— begin RECORDED INFORMATION —

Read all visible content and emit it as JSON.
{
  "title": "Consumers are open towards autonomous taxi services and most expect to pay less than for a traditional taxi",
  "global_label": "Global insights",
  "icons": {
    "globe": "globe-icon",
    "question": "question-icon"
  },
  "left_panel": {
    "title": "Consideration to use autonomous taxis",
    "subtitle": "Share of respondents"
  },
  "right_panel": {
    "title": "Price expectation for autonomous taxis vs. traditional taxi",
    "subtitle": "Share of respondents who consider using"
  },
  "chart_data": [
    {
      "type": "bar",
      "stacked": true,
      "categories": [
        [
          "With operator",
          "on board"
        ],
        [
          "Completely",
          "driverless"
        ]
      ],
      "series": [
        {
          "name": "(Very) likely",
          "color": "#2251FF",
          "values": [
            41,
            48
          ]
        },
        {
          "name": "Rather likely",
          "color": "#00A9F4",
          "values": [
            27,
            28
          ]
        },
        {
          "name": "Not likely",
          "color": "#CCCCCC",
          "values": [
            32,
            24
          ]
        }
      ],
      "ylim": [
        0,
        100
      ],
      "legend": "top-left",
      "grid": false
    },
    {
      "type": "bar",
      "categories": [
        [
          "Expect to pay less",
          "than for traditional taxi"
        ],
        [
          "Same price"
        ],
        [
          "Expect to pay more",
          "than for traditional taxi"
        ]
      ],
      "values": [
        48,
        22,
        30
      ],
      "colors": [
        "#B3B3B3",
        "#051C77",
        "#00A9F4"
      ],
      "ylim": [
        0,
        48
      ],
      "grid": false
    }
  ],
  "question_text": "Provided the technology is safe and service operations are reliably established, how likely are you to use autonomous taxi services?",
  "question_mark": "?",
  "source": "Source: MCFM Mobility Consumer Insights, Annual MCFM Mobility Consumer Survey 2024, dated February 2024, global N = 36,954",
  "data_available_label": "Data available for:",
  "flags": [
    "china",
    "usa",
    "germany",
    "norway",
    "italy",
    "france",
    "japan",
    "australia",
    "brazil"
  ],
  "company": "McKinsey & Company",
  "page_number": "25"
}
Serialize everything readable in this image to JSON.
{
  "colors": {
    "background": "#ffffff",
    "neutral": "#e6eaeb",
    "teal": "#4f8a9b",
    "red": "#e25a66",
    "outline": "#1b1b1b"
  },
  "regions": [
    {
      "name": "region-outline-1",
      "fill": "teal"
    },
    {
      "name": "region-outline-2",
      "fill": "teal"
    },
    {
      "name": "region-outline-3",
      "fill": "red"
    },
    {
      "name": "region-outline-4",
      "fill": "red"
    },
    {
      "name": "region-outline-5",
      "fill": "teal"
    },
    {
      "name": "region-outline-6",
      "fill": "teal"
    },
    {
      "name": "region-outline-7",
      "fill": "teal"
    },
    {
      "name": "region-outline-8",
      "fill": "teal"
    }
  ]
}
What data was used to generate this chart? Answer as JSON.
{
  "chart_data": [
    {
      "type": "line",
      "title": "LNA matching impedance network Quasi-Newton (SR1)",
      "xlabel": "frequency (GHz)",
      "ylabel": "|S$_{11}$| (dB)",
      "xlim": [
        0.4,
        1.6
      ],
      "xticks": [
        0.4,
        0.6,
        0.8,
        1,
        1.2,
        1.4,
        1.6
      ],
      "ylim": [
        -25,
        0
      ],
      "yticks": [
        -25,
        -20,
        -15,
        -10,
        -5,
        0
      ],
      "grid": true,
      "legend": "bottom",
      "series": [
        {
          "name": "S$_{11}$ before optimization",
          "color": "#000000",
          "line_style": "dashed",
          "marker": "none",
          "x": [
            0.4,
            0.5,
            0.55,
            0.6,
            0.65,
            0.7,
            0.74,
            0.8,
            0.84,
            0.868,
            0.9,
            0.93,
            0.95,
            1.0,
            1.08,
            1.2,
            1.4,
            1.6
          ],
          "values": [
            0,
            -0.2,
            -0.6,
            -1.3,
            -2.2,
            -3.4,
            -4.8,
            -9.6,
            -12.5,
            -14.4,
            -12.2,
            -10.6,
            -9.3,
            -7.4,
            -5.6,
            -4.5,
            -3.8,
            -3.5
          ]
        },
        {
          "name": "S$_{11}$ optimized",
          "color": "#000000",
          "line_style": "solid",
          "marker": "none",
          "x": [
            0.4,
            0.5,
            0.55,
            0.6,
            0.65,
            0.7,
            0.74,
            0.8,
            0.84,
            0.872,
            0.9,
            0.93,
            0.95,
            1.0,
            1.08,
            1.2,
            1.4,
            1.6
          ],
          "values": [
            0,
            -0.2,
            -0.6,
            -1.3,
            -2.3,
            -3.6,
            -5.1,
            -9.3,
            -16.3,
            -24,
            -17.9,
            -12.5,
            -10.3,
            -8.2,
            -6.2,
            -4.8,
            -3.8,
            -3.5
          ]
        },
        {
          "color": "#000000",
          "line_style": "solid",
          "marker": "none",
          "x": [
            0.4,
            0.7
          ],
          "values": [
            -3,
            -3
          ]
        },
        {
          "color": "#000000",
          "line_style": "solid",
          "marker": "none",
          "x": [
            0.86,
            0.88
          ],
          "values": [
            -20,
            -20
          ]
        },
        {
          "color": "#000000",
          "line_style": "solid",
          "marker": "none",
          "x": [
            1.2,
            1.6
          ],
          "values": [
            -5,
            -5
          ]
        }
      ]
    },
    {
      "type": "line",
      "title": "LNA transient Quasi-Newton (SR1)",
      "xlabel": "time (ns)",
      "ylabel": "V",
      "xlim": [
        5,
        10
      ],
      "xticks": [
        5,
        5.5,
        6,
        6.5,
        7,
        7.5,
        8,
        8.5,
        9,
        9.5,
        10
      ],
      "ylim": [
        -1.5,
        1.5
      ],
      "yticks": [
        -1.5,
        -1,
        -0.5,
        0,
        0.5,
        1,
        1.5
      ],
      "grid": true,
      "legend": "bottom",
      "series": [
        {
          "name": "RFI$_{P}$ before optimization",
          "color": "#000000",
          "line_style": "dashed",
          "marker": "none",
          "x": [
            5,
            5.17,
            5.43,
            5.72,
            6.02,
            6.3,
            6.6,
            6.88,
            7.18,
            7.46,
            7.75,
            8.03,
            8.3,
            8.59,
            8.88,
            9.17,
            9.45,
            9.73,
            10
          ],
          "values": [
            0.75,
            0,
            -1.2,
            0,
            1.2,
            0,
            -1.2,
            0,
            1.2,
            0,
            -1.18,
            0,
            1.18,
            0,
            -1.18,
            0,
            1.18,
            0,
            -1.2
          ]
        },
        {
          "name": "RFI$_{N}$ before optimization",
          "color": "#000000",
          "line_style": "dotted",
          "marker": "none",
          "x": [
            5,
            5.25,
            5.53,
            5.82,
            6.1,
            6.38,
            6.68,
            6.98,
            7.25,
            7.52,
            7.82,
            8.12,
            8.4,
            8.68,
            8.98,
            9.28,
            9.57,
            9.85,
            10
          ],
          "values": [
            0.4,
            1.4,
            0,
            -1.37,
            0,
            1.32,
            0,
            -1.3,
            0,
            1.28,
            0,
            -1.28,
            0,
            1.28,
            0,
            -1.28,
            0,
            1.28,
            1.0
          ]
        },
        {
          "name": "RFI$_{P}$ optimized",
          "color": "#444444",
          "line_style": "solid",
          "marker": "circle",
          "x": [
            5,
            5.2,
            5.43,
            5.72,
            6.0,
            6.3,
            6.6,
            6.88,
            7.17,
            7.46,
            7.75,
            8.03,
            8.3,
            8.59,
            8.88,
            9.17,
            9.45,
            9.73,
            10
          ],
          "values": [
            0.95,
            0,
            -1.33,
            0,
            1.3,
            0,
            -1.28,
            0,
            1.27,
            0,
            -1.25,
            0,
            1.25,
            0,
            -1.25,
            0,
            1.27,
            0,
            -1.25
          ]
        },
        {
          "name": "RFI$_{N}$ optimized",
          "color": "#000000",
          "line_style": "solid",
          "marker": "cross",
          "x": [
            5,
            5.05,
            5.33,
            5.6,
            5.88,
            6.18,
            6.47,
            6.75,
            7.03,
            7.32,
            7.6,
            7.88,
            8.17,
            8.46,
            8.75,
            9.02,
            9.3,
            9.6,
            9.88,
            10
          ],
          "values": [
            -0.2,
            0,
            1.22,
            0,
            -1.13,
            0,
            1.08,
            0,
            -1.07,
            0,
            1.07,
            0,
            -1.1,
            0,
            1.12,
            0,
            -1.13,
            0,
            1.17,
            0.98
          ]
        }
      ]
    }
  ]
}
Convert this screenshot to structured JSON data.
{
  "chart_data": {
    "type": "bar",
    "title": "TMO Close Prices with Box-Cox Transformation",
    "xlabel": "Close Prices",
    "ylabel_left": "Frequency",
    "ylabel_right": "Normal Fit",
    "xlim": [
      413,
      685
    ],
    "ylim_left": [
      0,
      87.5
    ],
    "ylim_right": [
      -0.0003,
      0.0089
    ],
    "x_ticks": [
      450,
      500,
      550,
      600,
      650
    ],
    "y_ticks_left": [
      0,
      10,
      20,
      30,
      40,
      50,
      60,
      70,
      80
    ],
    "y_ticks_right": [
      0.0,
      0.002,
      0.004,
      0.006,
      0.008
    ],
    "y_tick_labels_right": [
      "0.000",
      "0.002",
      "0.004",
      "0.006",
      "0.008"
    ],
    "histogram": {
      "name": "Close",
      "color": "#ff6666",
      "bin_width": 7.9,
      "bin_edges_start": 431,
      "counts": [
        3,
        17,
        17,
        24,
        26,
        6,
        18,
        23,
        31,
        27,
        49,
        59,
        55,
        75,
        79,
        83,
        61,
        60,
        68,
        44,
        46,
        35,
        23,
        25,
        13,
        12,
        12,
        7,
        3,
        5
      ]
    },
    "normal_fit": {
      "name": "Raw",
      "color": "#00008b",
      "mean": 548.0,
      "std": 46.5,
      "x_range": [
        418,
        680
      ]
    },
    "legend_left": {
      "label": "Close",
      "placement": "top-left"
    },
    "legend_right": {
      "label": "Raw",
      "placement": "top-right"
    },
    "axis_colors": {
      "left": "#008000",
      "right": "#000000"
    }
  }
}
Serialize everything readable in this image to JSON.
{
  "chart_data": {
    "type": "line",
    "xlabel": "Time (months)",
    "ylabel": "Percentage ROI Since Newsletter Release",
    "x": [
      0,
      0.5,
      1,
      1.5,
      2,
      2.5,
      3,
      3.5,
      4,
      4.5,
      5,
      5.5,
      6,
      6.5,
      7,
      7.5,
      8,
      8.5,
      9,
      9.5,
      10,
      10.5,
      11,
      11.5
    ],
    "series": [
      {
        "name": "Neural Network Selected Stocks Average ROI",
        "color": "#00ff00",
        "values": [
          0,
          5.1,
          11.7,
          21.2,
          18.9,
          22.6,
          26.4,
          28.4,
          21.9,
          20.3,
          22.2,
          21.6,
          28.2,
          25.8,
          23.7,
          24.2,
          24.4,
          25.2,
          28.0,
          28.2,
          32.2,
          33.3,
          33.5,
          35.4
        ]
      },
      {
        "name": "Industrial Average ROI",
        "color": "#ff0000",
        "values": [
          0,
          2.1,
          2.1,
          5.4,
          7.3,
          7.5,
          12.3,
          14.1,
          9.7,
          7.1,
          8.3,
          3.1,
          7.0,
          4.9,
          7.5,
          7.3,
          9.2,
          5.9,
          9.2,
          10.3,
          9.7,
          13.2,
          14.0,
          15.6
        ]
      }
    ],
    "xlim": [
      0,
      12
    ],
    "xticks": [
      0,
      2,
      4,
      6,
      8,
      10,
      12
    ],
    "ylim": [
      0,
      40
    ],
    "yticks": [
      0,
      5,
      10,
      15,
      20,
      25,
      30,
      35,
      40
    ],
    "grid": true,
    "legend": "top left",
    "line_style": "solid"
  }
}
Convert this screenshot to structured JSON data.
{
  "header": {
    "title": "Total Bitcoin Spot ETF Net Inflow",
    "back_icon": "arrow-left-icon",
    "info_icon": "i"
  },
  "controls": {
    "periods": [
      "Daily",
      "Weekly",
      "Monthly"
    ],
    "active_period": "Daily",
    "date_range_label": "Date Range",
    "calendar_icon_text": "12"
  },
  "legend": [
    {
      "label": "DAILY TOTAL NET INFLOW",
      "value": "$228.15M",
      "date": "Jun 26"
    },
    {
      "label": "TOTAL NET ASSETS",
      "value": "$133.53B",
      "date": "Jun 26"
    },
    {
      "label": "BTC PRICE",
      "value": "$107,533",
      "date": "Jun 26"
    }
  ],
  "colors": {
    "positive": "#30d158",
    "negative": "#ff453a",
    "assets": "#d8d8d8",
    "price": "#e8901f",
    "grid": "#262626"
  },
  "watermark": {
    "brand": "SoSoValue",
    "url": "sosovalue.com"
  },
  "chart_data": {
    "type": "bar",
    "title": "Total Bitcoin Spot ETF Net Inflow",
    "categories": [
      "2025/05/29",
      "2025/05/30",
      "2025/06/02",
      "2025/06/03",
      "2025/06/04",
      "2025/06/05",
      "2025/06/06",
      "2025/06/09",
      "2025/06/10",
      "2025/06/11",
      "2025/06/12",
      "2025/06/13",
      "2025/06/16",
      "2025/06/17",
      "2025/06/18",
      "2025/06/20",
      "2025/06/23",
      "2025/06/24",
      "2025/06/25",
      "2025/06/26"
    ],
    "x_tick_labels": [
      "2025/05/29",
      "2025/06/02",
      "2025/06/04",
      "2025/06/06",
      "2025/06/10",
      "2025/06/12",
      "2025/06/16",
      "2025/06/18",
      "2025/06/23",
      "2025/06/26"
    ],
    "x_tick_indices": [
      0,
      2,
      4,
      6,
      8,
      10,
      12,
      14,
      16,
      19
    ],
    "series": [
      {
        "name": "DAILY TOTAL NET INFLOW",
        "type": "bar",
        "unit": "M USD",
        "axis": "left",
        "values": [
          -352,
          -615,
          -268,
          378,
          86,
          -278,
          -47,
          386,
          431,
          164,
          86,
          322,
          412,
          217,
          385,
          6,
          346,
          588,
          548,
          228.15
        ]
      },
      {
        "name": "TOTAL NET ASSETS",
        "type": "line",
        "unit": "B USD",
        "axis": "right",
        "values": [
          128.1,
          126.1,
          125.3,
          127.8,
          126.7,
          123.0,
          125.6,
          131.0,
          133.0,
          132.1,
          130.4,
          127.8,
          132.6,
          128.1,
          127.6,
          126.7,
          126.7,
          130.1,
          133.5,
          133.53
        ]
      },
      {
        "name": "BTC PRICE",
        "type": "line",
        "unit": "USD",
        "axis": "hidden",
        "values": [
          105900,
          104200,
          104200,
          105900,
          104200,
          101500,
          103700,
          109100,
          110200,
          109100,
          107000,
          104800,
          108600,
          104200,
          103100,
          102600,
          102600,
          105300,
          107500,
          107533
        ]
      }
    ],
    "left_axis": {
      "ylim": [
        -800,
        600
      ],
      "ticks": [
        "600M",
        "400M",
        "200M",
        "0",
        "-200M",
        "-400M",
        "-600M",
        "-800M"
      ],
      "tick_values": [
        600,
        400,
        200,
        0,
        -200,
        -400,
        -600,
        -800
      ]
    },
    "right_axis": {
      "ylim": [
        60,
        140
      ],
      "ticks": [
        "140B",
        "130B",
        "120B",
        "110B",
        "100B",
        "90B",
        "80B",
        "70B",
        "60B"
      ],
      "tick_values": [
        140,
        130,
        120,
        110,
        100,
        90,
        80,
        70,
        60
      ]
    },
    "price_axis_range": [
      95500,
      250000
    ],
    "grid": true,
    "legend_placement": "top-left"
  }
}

— end RECORDED INFORMATION —

◆ TO DO
Using the material above, gather every line that includes "subtitle".

◆ EXERCISE ANSWER
    "subtitle": "Share of respondents"
    "subtitle": "Share of respondents who consider using"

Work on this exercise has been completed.